Extracted records:
▬▬▬

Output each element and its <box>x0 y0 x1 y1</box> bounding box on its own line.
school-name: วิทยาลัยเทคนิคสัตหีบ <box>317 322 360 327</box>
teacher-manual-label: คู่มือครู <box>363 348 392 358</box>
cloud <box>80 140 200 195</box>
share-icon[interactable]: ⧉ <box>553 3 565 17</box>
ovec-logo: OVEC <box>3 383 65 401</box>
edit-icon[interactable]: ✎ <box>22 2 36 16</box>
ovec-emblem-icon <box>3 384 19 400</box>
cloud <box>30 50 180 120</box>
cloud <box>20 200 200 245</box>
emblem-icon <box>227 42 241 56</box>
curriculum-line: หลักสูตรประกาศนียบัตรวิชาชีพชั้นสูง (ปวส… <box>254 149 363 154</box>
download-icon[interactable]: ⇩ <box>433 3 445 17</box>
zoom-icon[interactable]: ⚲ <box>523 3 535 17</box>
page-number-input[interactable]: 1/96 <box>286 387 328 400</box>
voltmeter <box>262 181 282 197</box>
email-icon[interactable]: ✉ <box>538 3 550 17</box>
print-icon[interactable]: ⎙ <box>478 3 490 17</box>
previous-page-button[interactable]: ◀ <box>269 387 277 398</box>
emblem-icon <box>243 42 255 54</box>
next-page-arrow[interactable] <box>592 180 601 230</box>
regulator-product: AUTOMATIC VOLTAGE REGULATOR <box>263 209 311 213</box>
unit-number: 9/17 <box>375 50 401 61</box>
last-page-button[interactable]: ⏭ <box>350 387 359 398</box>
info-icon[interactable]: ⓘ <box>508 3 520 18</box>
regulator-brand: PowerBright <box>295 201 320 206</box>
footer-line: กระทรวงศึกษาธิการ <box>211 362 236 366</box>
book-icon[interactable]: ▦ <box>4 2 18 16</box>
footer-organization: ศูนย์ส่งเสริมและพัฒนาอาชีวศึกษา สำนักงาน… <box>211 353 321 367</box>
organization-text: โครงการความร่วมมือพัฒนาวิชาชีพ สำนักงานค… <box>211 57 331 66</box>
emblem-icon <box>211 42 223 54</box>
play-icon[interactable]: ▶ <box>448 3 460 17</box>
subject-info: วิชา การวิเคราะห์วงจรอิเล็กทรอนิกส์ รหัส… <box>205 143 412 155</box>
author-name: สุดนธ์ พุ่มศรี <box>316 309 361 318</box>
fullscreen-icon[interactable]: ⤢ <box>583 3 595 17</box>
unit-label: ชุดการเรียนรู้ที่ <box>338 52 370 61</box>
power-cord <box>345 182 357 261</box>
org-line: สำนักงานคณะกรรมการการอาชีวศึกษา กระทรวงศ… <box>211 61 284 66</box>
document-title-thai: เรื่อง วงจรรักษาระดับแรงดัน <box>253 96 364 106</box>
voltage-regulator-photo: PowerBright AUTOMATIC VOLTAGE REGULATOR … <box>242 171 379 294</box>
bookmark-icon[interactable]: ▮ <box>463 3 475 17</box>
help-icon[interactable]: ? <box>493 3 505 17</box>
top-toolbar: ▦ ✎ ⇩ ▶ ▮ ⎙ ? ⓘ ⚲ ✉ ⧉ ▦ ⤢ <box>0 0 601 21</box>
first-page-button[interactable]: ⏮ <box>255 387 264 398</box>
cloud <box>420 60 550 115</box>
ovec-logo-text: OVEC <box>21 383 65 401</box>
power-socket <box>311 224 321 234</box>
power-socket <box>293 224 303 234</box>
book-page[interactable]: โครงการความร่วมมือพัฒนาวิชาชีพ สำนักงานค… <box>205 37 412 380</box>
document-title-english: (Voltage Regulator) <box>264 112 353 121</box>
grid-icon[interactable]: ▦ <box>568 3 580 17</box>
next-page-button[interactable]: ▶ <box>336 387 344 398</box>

▬▬▬

To do: Reproduce every entry above line for line, changing nothing.

Full answer:
Output each element and its <box>x0 y0 x1 y1</box> bounding box on its own line.
school-name: วิทยาลัยเทคนิคสัตหีบ <box>317 322 360 327</box>
teacher-manual-label: คู่มือครู <box>363 348 392 358</box>
cloud <box>80 140 200 195</box>
share-icon[interactable]: ⧉ <box>553 3 565 17</box>
ovec-logo: OVEC <box>3 383 65 401</box>
edit-icon[interactable]: ✎ <box>22 2 36 16</box>
ovec-emblem-icon <box>3 384 19 400</box>
cloud <box>30 50 180 120</box>
cloud <box>20 200 200 245</box>
emblem-icon <box>227 42 241 56</box>
curriculum-line: หลักสูตรประกาศนียบัตรวิชาชีพชั้นสูง (ปวส… <box>254 149 363 154</box>
download-icon[interactable]: ⇩ <box>433 3 445 17</box>
zoom-icon[interactable]: ⚲ <box>523 3 535 17</box>
page-number-input[interactable]: 1/96 <box>286 387 328 400</box>
voltmeter <box>262 181 282 197</box>
email-icon[interactable]: ✉ <box>538 3 550 17</box>
print-icon[interactable]: ⎙ <box>478 3 490 17</box>
previous-page-button[interactable]: ◀ <box>269 387 277 398</box>
emblem-icon <box>243 42 255 54</box>
next-page-arrow[interactable] <box>592 180 601 230</box>
regulator-product: AUTOMATIC VOLTAGE REGULATOR <box>263 209 311 213</box>
unit-number: 9/17 <box>375 50 401 61</box>
last-page-button[interactable]: ⏭ <box>350 387 359 398</box>
info-icon[interactable]: ⓘ <box>508 3 520 18</box>
regulator-brand: PowerBright <box>295 201 320 206</box>
footer-line: กระทรวงศึกษาธิการ <box>211 362 236 366</box>
book-icon[interactable]: ▦ <box>4 2 18 16</box>
footer-organization: ศูนย์ส่งเสริมและพัฒนาอาชีวศึกษา สำนักงาน… <box>211 353 321 367</box>
organization-text: โครงการความร่วมมือพัฒนาวิชาชีพ สำนักงานค… <box>211 57 331 66</box>
emblem-icon <box>211 42 223 54</box>
play-icon[interactable]: ▶ <box>448 3 460 17</box>
subject-info: วิชา การวิเคราะห์วงจรอิเล็กทรอนิกส์ รหัส… <box>205 143 412 155</box>
author-name: สุดนธ์ พุ่มศรี <box>316 309 361 318</box>
fullscreen-icon[interactable]: ⤢ <box>583 3 595 17</box>
unit-label: ชุดการเรียนรู้ที่ <box>338 52 370 61</box>
power-cord <box>345 182 357 261</box>
org-line: สำนักงานคณะกรรมการการอาชีวศึกษา กระทรวงศ… <box>211 61 284 66</box>
document-title-thai: เรื่อง วงจรรักษาระดับแรงดัน <box>253 96 364 106</box>
voltage-regulator-photo: PowerBright AUTOMATIC VOLTAGE REGULATOR … <box>242 171 379 294</box>
bookmark-icon[interactable]: ▮ <box>463 3 475 17</box>
help-icon[interactable]: ? <box>493 3 505 17</box>
top-toolbar: ▦ ✎ ⇩ ▶ ▮ ⎙ ? ⓘ ⚲ ✉ ⧉ ▦ ⤢ <box>0 0 601 21</box>
first-page-button[interactable]: ⏮ <box>255 387 264 398</box>
cloud <box>420 60 550 115</box>
ovec-logo-text: OVEC <box>21 383 65 401</box>
power-socket <box>311 224 321 234</box>
power-socket <box>293 224 303 234</box>
book-page[interactable]: โครงการความร่วมมือพัฒนาวิชาชีพ สำนักงานค… <box>205 37 412 380</box>
document-title-english: (Voltage Regulator) <box>264 112 353 121</box>
grid-icon[interactable]: ▦ <box>568 3 580 17</box>
next-page-button[interactable]: ▶ <box>336 387 344 398</box>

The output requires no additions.